◆ What to produce: Omit all images. Write out the rest of the material exactly.

+ + +

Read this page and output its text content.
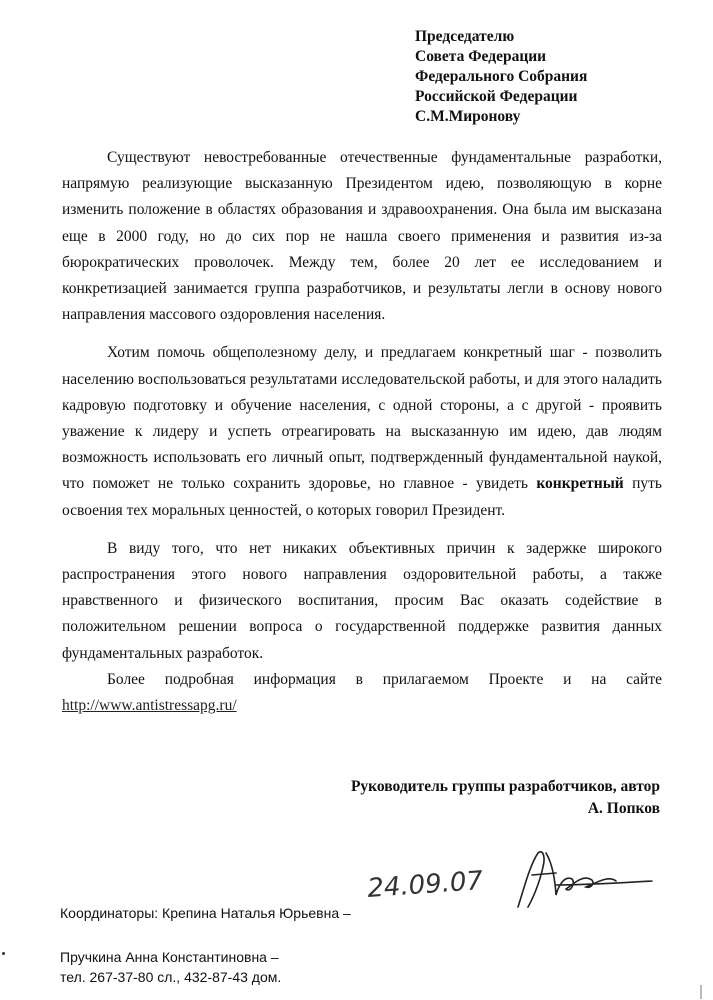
Председателю
Совета Федерации
Федерального Собрания
Российской Федерации
С.М.Миронову

Существуют невостребованные отечественные фундаментальные разработки, напрямую реализующие высказанную Президентом идею, позволяющую в корне изменить положение в областях образования и здравоохранения. Она была им высказана еще в 2000 году, но до сих пор не нашла своего применения и развития из-за бюрократических проволочек. Между тем, более 20 лет ее исследованием и конкретизацией занимается группа разработчиков, и результаты легли в основу нового направления массового оздоровления населения.

Хотим помочь общеполезному делу, и предлагаем конкретный шаг - позволить населению воспользоваться результатами исследовательской работы, и для этого наладить кадровую подготовку и обучение населения, с одной стороны, а с другой - проявить уважение к лидеру и успеть отреагировать на высказанную им идею, дав людям возможность использовать его личный опыт, подтвержденный фундаментальной наукой, что поможет не только сохранить здоровье, но главное - увидеть конкретный путь освоения тех моральных ценностей, о которых говорил Президент.

В виду того, что нет никаких объективных причин к задержке широкого распространения этого нового направления оздоровительной работы, а также нравственного и физического воспитания, просим Вас оказать содействие в положительном решении вопроса о государственной поддержке развития данных фундаментальных разработок.

Более подробная информация в прилагаемом Проекте и на сайте http://www.antistressapg.ru/

Руководитель группы разработчиков, автор
А. Попков
24.09.07
Координаторы: Крепина Наталья Юрьевна –
Пручкина Анна Константиновна –
тел. 267-37-80 сл., 432-87-43 дом.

+ + +

◆ Full response:
Read this page and output its text content.
Председателю
Совета Федерации
Федерального Собрания
Российской Федерации
С.М.Миронову

Существуют невостребованные отечественные фундаментальные разработки, напрямую реализующие высказанную Президентом идею, позволяющую в корне изменить положение в областях образования и здравоохранения. Она была им высказана еще в 2000 году, но до сих пор не нашла своего применения и развития из-за бюрократических проволочек. Между тем, более 20 лет ее исследованием и конкретизацией занимается группа разработчиков, и результаты легли в основу нового направления массового оздоровления населения.

Хотим помочь общеполезному делу, и предлагаем конкретный шаг - позволить населению воспользоваться результатами исследовательской работы, и для этого наладить кадровую подготовку и обучение населения, с одной стороны, а с другой - проявить уважение к лидеру и успеть отреагировать на высказанную им идею, дав людям возможность использовать его личный опыт, подтвержденный фундаментальной наукой, что поможет не только сохранить здоровье, но главное - увидеть конкретный путь освоения тех моральных ценностей, о которых говорил Президент.

В виду того, что нет никаких объективных причин к задержке широкого распространения этого нового направления оздоровительной работы, а также нравственного и физического воспитания, просим Вас оказать содействие в положительном решении вопроса о государственной поддержке развития данных фундаментальных разработок.

Более подробная информация в прилагаемом Проекте и на сайте http://www.antistressapg.ru/

Руководитель группы разработчиков, автор
А. Попков
24.09.07
Координаторы: Крепина Наталья Юрьевна –
Пручкина Анна Константиновна –
тел. 267-37-80 сл., 432-87-43 дом.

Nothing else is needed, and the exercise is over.